┌────────

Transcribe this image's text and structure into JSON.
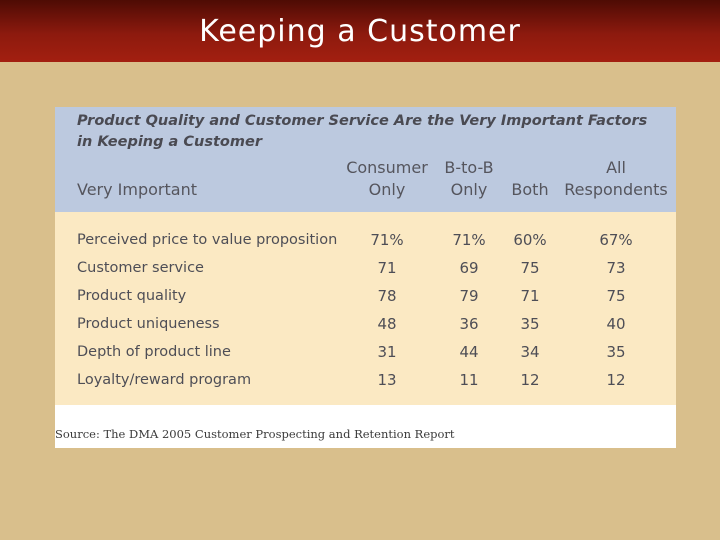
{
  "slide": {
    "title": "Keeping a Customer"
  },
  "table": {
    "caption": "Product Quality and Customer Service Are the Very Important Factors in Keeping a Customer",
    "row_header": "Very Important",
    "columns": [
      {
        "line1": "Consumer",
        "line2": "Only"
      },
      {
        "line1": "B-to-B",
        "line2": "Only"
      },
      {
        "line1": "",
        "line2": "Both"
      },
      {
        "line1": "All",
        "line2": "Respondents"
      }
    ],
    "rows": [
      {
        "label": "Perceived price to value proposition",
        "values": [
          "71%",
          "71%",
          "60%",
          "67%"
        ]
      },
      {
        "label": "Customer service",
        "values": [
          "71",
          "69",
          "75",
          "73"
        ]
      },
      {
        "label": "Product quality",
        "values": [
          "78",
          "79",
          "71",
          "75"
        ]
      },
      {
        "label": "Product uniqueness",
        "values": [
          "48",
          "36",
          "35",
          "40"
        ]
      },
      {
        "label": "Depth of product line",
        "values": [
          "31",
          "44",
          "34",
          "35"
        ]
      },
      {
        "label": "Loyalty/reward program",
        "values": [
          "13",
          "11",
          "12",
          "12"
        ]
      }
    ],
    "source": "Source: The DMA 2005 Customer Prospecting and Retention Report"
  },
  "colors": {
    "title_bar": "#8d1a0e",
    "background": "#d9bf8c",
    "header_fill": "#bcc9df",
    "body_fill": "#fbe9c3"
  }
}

└────────

* _YOUR INSTRUCTIONS_:
Scan the listing above and identify each line holding the string "label"; copy every such line.

* _EXERCISE RESULT_:
        "label": "Perceived price to value proposition",
        "label": "Customer service",
        "label": "Product quality",
        "label": "Product uniqueness",
        "label": "Depth of product line",
        "label": "Loyalty/reward program",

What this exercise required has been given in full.